Exercise: Repeat the material in full. Keep every line exactly as it is.

Data to process:
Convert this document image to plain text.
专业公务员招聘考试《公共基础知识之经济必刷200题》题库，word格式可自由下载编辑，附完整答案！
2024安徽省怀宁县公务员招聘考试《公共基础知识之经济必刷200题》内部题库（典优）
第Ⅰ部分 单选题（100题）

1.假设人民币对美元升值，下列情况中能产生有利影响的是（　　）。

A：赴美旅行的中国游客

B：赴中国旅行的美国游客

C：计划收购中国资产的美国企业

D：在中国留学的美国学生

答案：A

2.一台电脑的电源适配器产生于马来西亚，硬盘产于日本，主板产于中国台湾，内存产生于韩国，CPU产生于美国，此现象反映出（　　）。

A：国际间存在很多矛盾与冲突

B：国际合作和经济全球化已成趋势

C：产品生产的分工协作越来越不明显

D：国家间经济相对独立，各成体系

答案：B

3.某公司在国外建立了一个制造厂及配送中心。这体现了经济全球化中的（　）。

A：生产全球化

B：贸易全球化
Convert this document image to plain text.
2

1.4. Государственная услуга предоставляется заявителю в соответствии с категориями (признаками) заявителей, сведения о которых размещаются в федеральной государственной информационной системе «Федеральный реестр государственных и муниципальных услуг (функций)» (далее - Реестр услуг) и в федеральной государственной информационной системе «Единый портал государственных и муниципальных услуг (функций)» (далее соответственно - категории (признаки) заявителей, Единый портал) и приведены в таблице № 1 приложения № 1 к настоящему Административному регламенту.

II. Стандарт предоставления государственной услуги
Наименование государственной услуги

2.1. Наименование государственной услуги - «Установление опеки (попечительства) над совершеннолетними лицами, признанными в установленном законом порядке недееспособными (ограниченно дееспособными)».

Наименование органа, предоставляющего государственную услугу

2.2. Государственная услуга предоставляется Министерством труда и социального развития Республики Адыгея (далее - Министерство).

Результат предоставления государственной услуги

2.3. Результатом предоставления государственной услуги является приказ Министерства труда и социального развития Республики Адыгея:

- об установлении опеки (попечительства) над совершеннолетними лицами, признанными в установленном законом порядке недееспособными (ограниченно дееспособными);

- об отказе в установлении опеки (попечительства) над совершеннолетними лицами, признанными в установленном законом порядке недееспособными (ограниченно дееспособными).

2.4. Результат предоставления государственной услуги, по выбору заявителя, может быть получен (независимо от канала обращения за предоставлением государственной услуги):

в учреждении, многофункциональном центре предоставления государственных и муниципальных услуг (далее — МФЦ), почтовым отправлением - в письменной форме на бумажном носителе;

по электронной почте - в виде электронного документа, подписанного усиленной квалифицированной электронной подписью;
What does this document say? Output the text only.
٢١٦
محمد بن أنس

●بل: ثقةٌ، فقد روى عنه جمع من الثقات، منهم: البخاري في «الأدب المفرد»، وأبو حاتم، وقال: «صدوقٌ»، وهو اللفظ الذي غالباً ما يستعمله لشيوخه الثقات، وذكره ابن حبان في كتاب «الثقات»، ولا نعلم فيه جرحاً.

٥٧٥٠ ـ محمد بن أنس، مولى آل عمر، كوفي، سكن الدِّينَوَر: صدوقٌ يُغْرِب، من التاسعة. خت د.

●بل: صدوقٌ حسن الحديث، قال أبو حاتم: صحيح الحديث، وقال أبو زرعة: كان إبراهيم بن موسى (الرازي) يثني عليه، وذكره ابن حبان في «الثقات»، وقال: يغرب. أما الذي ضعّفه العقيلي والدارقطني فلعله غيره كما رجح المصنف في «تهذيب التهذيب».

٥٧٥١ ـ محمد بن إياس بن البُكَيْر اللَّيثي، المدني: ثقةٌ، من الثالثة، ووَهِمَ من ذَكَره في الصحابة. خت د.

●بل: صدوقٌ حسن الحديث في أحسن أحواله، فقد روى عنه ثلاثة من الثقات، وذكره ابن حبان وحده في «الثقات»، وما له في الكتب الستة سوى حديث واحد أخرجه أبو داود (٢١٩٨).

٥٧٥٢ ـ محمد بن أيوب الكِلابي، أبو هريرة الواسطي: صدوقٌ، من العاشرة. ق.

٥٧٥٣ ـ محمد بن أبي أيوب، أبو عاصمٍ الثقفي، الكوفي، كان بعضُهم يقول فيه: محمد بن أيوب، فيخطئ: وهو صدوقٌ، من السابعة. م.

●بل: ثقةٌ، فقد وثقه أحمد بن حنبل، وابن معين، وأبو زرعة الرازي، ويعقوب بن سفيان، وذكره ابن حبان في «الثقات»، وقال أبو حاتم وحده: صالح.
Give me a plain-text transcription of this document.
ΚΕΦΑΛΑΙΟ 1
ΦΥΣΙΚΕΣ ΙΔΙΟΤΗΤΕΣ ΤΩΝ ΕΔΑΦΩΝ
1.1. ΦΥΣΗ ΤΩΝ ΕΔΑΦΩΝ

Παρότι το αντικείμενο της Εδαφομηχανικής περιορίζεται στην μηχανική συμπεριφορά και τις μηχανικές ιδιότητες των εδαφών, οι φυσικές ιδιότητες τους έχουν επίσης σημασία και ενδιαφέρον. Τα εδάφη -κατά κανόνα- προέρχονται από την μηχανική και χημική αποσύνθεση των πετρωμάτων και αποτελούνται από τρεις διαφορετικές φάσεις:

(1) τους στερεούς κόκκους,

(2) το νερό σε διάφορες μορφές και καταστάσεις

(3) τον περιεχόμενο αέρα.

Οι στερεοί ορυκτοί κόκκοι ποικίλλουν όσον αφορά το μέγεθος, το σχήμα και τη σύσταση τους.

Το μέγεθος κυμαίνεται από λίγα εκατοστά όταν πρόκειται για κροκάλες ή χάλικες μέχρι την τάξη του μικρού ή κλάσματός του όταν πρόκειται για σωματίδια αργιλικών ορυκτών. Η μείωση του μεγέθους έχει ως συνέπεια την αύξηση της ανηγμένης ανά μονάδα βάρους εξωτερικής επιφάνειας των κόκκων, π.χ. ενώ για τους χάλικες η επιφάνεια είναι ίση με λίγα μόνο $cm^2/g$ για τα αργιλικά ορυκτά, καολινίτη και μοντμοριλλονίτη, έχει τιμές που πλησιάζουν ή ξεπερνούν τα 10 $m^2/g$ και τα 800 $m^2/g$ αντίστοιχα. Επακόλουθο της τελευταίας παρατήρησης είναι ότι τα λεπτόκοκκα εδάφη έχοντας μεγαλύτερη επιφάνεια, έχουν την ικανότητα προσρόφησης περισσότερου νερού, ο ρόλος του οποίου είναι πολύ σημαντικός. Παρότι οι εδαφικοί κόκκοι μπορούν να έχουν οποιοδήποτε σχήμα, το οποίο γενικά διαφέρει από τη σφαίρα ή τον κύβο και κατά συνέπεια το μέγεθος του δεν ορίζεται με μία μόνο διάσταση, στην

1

Result below:
Convert this document image to plain text.
专业公务员招聘考试《公共基础知识之经济必刷200题》题库，word格式可自由下载编辑，附完整答案！
2024安徽省怀宁县公务员招聘考试《公共基础知识之经济必刷200题》内部题库（典优）
第Ⅰ部分 单选题（100题）

1.假设人民币对美元升值，下列情况中能产生有利影响的是（　　）。

A：赴美旅行的中国游客

B：赴中国旅行的美国游客

C：计划收购中国资产的美国企业

D：在中国留学的美国学生

答案：A

2.一台电脑的电源适配器产生于马来西亚，硬盘产于日本，主板产于中国台湾，内存产生于韩国，CPU产生于美国，此现象反映出（　　）。

A：国际间存在很多矛盾与冲突

B：国际合作和经济全球化已成趋势

C：产品生产的分工协作越来越不明显

D：国家间经济相对独立，各成体系

答案：B

3.某公司在国外建立了一个制造厂及配送中心。这体现了经济全球化中的（　）。

A：生产全球化

B：贸易全球化
Convert this document image to plain text.
2

1.4. Государственная услуга предоставляется заявителю в соответствии с категориями (признаками) заявителей, сведения о которых размещаются в федеральной государственной информационной системе «Федеральный реестр государственных и муниципальных услуг (функций)» (далее - Реестр услуг) и в федеральной государственной информационной системе «Единый портал государственных и муниципальных услуг (функций)» (далее соответственно - категории (признаки) заявителей, Единый портал) и приведены в таблице № 1 приложения № 1 к настоящему Административному регламенту.

II. Стандарт предоставления государственной услуги
Наименование государственной услуги

2.1. Наименование государственной услуги - «Установление опеки (попечительства) над совершеннолетними лицами, признанными в установленном законом порядке недееспособными (ограниченно дееспособными)».

Наименование органа, предоставляющего государственную услугу

2.2. Государственная услуга предоставляется Министерством труда и социального развития Республики Адыгея (далее - Министерство).

Результат предоставления государственной услуги

2.3. Результатом предоставления государственной услуги является приказ Министерства труда и социального развития Республики Адыгея:

- об установлении опеки (попечительства) над совершеннолетними лицами, признанными в установленном законом порядке недееспособными (ограниченно дееспособными);

- об отказе в установлении опеки (попечительства) над совершеннолетними лицами, признанными в установленном законом порядке недееспособными (ограниченно дееспособными).

2.4. Результат предоставления государственной услуги, по выбору заявителя, может быть получен (независимо от канала обращения за предоставлением государственной услуги):

в учреждении, многофункциональном центре предоставления государственных и муниципальных услуг (далее — МФЦ), почтовым отправлением - в письменной форме на бумажном носителе;

по электронной почте - в виде электронного документа, подписанного усиленной квалифицированной электронной подписью;
What does this document say? Output the text only.
٢١٦
محمد بن أنس

●بل: ثقةٌ، فقد روى عنه جمع من الثقات، منهم: البخاري في «الأدب المفرد»، وأبو حاتم، وقال: «صدوقٌ»، وهو اللفظ الذي غالباً ما يستعمله لشيوخه الثقات، وذكره ابن حبان في كتاب «الثقات»، ولا نعلم فيه جرحاً.

٥٧٥٠ ـ محمد بن أنس، مولى آل عمر، كوفي، سكن الدِّينَوَر: صدوقٌ يُغْرِب، من التاسعة. خت د.

●بل: صدوقٌ حسن الحديث، قال أبو حاتم: صحيح الحديث، وقال أبو زرعة: كان إبراهيم بن موسى (الرازي) يثني عليه، وذكره ابن حبان في «الثقات»، وقال: يغرب. أما الذي ضعّفه العقيلي والدارقطني فلعله غيره كما رجح المصنف في «تهذيب التهذيب».

٥٧٥١ ـ محمد بن إياس بن البُكَيْر اللَّيثي، المدني: ثقةٌ، من الثالثة، ووَهِمَ من ذَكَره في الصحابة. خت د.

●بل: صدوقٌ حسن الحديث في أحسن أحواله، فقد روى عنه ثلاثة من الثقات، وذكره ابن حبان وحده في «الثقات»، وما له في الكتب الستة سوى حديث واحد أخرجه أبو داود (٢١٩٨).

٥٧٥٢ ـ محمد بن أيوب الكِلابي، أبو هريرة الواسطي: صدوقٌ، من العاشرة. ق.

٥٧٥٣ ـ محمد بن أبي أيوب، أبو عاصمٍ الثقفي، الكوفي، كان بعضُهم يقول فيه: محمد بن أيوب، فيخطئ: وهو صدوقٌ، من السابعة. م.

●بل: ثقةٌ، فقد وثقه أحمد بن حنبل، وابن معين، وأبو زرعة الرازي، ويعقوب بن سفيان، وذكره ابن حبان في «الثقات»، وقال أبو حاتم وحده: صالح.
Give me a plain-text transcription of this document.
ΚΕΦΑΛΑΙΟ 1
ΦΥΣΙΚΕΣ ΙΔΙΟΤΗΤΕΣ ΤΩΝ ΕΔΑΦΩΝ
1.1. ΦΥΣΗ ΤΩΝ ΕΔΑΦΩΝ

Παρότι το αντικείμενο της Εδαφομηχανικής περιορίζεται στην μηχανική συμπεριφορά και τις μηχανικές ιδιότητες των εδαφών, οι φυσικές ιδιότητες τους έχουν επίσης σημασία και ενδιαφέρον. Τα εδάφη -κατά κανόνα- προέρχονται από την μηχανική και χημική αποσύνθεση των πετρωμάτων και αποτελούνται από τρεις διαφορετικές φάσεις:

(1) τους στερεούς κόκκους,

(2) το νερό σε διάφορες μορφές και καταστάσεις

(3) τον περιεχόμενο αέρα.

Οι στερεοί ορυκτοί κόκκοι ποικίλλουν όσον αφορά το μέγεθος, το σχήμα και τη σύσταση τους.

Το μέγεθος κυμαίνεται από λίγα εκατοστά όταν πρόκειται για κροκάλες ή χάλικες μέχρι την τάξη του μικρού ή κλάσματός του όταν πρόκειται για σωματίδια αργιλικών ορυκτών. Η μείωση του μεγέθους έχει ως συνέπεια την αύξηση της ανηγμένης ανά μονάδα βάρους εξωτερικής επιφάνειας των κόκκων, π.χ. ενώ για τους χάλικες η επιφάνεια είναι ίση με λίγα μόνο $cm^2/g$ για τα αργιλικά ορυκτά, καολινίτη και μοντμοριλλονίτη, έχει τιμές που πλησιάζουν ή ξεπερνούν τα 10 $m^2/g$ και τα 800 $m^2/g$ αντίστοιχα. Επακόλουθο της τελευταίας παρατήρησης είναι ότι τα λεπτόκοκκα εδάφη έχοντας μεγαλύτερη επιφάνεια, έχουν την ικανότητα προσρόφησης περισσότερου νερού, ο ρόλος του οποίου είναι πολύ σημαντικός. Παρότι οι εδαφικοί κόκκοι μπορούν να έχουν οποιοδήποτε σχήμα, το οποίο γενικά διαφέρει από τη σφαίρα ή τον κύβο και κατά συνέπεια το μέγεθος του δεν ορίζεται με μία μόνο διάσταση, στην

1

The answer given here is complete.